- **Given problem**
Write out the listing exactly as it is given.

**** Raw data

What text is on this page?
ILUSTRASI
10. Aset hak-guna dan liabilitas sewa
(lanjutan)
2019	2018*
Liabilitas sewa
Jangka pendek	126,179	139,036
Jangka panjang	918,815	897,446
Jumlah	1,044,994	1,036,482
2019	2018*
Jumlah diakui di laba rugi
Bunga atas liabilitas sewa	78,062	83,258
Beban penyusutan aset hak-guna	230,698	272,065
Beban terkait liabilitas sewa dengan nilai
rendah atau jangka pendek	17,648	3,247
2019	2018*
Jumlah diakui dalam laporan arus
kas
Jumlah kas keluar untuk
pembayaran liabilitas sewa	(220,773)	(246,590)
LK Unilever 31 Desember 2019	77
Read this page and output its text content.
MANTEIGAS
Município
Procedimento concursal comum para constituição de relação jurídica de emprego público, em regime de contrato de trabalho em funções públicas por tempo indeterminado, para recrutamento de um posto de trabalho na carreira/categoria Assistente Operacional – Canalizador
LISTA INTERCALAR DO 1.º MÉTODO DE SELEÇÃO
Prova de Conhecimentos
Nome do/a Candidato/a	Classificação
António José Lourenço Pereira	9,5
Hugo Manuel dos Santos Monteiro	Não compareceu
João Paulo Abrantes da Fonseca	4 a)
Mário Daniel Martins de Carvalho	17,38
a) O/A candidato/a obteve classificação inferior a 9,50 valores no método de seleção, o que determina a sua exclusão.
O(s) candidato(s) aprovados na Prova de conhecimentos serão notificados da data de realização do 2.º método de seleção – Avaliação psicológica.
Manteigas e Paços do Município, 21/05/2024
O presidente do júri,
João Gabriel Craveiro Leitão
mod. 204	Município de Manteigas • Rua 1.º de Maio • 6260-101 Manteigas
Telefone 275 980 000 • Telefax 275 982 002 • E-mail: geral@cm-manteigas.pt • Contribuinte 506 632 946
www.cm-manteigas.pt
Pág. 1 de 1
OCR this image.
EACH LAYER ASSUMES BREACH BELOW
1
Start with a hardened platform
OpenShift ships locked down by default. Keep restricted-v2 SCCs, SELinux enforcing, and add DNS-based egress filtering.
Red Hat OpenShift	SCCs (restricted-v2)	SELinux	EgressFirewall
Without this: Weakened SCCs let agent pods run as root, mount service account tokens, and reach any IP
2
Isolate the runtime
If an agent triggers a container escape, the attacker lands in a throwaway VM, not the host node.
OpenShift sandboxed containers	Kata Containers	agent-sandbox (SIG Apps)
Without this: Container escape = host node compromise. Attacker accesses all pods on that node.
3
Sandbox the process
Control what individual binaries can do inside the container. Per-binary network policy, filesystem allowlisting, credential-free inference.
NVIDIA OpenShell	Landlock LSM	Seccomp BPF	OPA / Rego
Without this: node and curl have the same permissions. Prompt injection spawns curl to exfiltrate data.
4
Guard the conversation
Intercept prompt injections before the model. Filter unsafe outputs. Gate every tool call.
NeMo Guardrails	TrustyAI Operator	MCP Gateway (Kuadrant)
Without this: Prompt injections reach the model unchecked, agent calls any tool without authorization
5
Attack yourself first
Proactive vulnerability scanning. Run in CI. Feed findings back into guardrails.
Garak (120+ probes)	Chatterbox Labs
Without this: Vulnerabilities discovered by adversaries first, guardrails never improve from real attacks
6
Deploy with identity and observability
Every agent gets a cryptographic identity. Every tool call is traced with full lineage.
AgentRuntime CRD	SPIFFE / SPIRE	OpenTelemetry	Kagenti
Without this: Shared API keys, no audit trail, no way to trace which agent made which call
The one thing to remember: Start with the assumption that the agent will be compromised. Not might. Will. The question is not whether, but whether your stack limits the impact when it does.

********

- **Task solution**
What text is on this page?
ILUSTRASI
10. Aset hak-guna dan liabilitas sewa
(lanjutan)
2019	2018*
Liabilitas sewa
Jangka pendek	126,179	139,036
Jangka panjang	918,815	897,446
Jumlah	1,044,994	1,036,482
2019	2018*
Jumlah diakui di laba rugi
Bunga atas liabilitas sewa	78,062	83,258
Beban penyusutan aset hak-guna	230,698	272,065
Beban terkait liabilitas sewa dengan nilai
rendah atau jangka pendek	17,648	3,247
2019	2018*
Jumlah diakui dalam laporan arus
kas
Jumlah kas keluar untuk
pembayaran liabilitas sewa	(220,773)	(246,590)
LK Unilever 31 Desember 2019	77
Read this page and output its text content.
MANTEIGAS
Município
Procedimento concursal comum para constituição de relação jurídica de emprego público, em regime de contrato de trabalho em funções públicas por tempo indeterminado, para recrutamento de um posto de trabalho na carreira/categoria Assistente Operacional – Canalizador
LISTA INTERCALAR DO 1.º MÉTODO DE SELEÇÃO
Prova de Conhecimentos
Nome do/a Candidato/a	Classificação
António José Lourenço Pereira	9,5
Hugo Manuel dos Santos Monteiro	Não compareceu
João Paulo Abrantes da Fonseca	4 a)
Mário Daniel Martins de Carvalho	17,38
a) O/A candidato/a obteve classificação inferior a 9,50 valores no método de seleção, o que determina a sua exclusão.
O(s) candidato(s) aprovados na Prova de conhecimentos serão notificados da data de realização do 2.º método de seleção – Avaliação psicológica.
Manteigas e Paços do Município, 21/05/2024
O presidente do júri,
João Gabriel Craveiro Leitão
mod. 204	Município de Manteigas • Rua 1.º de Maio • 6260-101 Manteigas
Telefone 275 980 000 • Telefax 275 982 002 • E-mail: geral@cm-manteigas.pt • Contribuinte 506 632 946
www.cm-manteigas.pt
Pág. 1 de 1
OCR this image.
EACH LAYER ASSUMES BREACH BELOW
1
Start with a hardened platform
OpenShift ships locked down by default. Keep restricted-v2 SCCs, SELinux enforcing, and add DNS-based egress filtering.
Red Hat OpenShift	SCCs (restricted-v2)	SELinux	EgressFirewall
Without this: Weakened SCCs let agent pods run as root, mount service account tokens, and reach any IP
2
Isolate the runtime
If an agent triggers a container escape, the attacker lands in a throwaway VM, not the host node.
OpenShift sandboxed containers	Kata Containers	agent-sandbox (SIG Apps)
Without this: Container escape = host node compromise. Attacker accesses all pods on that node.
3
Sandbox the process
Control what individual binaries can do inside the container. Per-binary network policy, filesystem allowlisting, credential-free inference.
NVIDIA OpenShell	Landlock LSM	Seccomp BPF	OPA / Rego
Without this: node and curl have the same permissions. Prompt injection spawns curl to exfiltrate data.
4
Guard the conversation
Intercept prompt injections before the model. Filter unsafe outputs. Gate every tool call.
NeMo Guardrails	TrustyAI Operator	MCP Gateway (Kuadrant)
Without this: Prompt injections reach the model unchecked, agent calls any tool without authorization
5
Attack yourself first
Proactive vulnerability scanning. Run in CI. Feed findings back into guardrails.
Garak (120+ probes)	Chatterbox Labs
Without this: Vulnerabilities discovered by adversaries first, guardrails never improve from real attacks
6
Deploy with identity and observability
Every agent gets a cryptographic identity. Every tool call is traced with full lineage.
AgentRuntime CRD	SPIFFE / SPIRE	OpenTelemetry	Kagenti
Without this: Shared API keys, no audit trail, no way to trace which agent made which call
The one thing to remember: Start with the assumption that the agent will be compromised. Not might. Will. The question is not whether, but whether your stack limits the impact when it does.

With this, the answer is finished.